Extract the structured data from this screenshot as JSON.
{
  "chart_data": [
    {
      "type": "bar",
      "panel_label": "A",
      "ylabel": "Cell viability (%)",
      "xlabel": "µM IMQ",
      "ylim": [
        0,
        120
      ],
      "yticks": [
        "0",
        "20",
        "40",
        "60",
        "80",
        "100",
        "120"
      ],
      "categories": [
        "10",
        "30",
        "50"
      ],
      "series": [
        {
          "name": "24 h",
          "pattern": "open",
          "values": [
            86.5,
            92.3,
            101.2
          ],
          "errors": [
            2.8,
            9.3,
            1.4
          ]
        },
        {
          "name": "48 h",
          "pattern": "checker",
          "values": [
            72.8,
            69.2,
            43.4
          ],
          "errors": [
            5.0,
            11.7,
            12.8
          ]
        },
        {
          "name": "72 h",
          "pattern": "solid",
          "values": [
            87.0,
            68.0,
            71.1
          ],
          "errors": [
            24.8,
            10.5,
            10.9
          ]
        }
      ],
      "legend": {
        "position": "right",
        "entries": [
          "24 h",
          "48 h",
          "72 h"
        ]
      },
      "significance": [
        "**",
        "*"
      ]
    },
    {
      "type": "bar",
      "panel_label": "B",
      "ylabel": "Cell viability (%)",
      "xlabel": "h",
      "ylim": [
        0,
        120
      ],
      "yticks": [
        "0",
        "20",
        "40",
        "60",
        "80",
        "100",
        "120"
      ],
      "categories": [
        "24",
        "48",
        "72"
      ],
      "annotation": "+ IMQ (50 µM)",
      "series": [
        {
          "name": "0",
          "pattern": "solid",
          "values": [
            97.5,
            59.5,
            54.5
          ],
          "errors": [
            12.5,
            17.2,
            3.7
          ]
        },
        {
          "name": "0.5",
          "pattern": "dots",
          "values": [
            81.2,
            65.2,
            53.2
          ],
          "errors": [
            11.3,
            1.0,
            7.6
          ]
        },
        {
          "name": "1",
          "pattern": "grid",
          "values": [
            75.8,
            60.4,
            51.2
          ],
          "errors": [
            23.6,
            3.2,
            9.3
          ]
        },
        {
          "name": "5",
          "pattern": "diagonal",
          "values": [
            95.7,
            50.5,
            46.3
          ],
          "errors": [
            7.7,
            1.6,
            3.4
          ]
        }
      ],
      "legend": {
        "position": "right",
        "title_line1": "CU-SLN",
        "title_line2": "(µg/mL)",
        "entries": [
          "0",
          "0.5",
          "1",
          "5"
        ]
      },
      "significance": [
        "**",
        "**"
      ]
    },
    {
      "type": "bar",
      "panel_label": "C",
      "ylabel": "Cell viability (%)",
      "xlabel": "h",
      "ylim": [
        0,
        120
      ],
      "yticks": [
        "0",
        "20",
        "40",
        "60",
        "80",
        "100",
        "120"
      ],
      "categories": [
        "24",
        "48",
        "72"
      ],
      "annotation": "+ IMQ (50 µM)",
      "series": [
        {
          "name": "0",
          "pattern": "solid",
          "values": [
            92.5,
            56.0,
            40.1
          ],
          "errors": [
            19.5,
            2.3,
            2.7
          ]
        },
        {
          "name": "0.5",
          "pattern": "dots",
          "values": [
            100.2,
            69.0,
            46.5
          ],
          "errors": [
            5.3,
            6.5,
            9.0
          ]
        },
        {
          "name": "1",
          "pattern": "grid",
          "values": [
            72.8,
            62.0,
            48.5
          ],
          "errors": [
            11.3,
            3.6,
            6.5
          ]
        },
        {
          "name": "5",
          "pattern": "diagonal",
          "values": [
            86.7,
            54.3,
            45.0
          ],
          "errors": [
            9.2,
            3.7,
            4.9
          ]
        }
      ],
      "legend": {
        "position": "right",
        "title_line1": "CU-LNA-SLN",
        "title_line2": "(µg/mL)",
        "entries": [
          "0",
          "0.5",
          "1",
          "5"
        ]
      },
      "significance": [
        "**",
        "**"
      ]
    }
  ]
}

EXERCISE PROMPT
Reproduce the full set of records precisely.

ANSWER TO THE EXERCISE
Extract the structured data from this screenshot as JSON.
{
  "chart_data": [
    {
      "type": "bar",
      "panel_label": "A",
      "ylabel": "Cell viability (%)",
      "xlabel": "µM IMQ",
      "ylim": [
        0,
        120
      ],
      "yticks": [
        "0",
        "20",
        "40",
        "60",
        "80",
        "100",
        "120"
      ],
      "categories": [
        "10",
        "30",
        "50"
      ],
      "series": [
        {
          "name": "24 h",
          "pattern": "open",
          "values": [
            86.5,
            92.3,
            101.2
          ],
          "errors": [
            2.8,
            9.3,
            1.4
          ]
        },
        {
          "name": "48 h",
          "pattern": "checker",
          "values": [
            72.8,
            69.2,
            43.4
          ],
          "errors": [
            5.0,
            11.7,
            12.8
          ]
        },
        {
          "name": "72 h",
          "pattern": "solid",
          "values": [
            87.0,
            68.0,
            71.1
          ],
          "errors": [
            24.8,
            10.5,
            10.9
          ]
        }
      ],
      "legend": {
        "position": "right",
        "entries": [
          "24 h",
          "48 h",
          "72 h"
        ]
      },
      "significance": [
        "**",
        "*"
      ]
    },
    {
      "type": "bar",
      "panel_label": "B",
      "ylabel": "Cell viability (%)",
      "xlabel": "h",
      "ylim": [
        0,
        120
      ],
      "yticks": [
        "0",
        "20",
        "40",
        "60",
        "80",
        "100",
        "120"
      ],
      "categories": [
        "24",
        "48",
        "72"
      ],
      "annotation": "+ IMQ (50 µM)",
      "series": [
        {
          "name": "0",
          "pattern": "solid",
          "values": [
            97.5,
            59.5,
            54.5
          ],
          "errors": [
            12.5,
            17.2,
            3.7
          ]
        },
        {
          "name": "0.5",
          "pattern": "dots",
          "values": [
            81.2,
            65.2,
            53.2
          ],
          "errors": [
            11.3,
            1.0,
            7.6
          ]
        },
        {
          "name": "1",
          "pattern": "grid",
          "values": [
            75.8,
            60.4,
            51.2
          ],
          "errors": [
            23.6,
            3.2,
            9.3
          ]
        },
        {
          "name": "5",
          "pattern": "diagonal",
          "values": [
            95.7,
            50.5,
            46.3
          ],
          "errors": [
            7.7,
            1.6,
            3.4
          ]
        }
      ],
      "legend": {
        "position": "right",
        "title_line1": "CU-SLN",
        "title_line2": "(µg/mL)",
        "entries": [
          "0",
          "0.5",
          "1",
          "5"
        ]
      },
      "significance": [
        "**",
        "**"
      ]
    },
    {
      "type": "bar",
      "panel_label": "C",
      "ylabel": "Cell viability (%)",
      "xlabel": "h",
      "ylim": [
        0,
        120
      ],
      "yticks": [
        "0",
        "20",
        "40",
        "60",
        "80",
        "100",
        "120"
      ],
      "categories": [
        "24",
        "48",
        "72"
      ],
      "annotation": "+ IMQ (50 µM)",
      "series": [
        {
          "name": "0",
          "pattern": "solid",
          "values": [
            92.5,
            56.0,
            40.1
          ],
          "errors": [
            19.5,
            2.3,
            2.7
          ]
        },
        {
          "name": "0.5",
          "pattern": "dots",
          "values": [
            100.2,
            69.0,
            46.5
          ],
          "errors": [
            5.3,
            6.5,
            9.0
          ]
        },
        {
          "name": "1",
          "pattern": "grid",
          "values": [
            72.8,
            62.0,
            48.5
          ],
          "errors": [
            11.3,
            3.6,
            6.5
          ]
        },
        {
          "name": "5",
          "pattern": "diagonal",
          "values": [
            86.7,
            54.3,
            45.0
          ],
          "errors": [
            9.2,
            3.7,
            4.9
          ]
        }
      ],
      "legend": {
        "position": "right",
        "title_line1": "CU-LNA-SLN",
        "title_line2": "(µg/mL)",
        "entries": [
          "0",
          "0.5",
          "1",
          "5"
        ]
      },
      "significance": [
        "**",
        "**"
      ]
    }
  ]
}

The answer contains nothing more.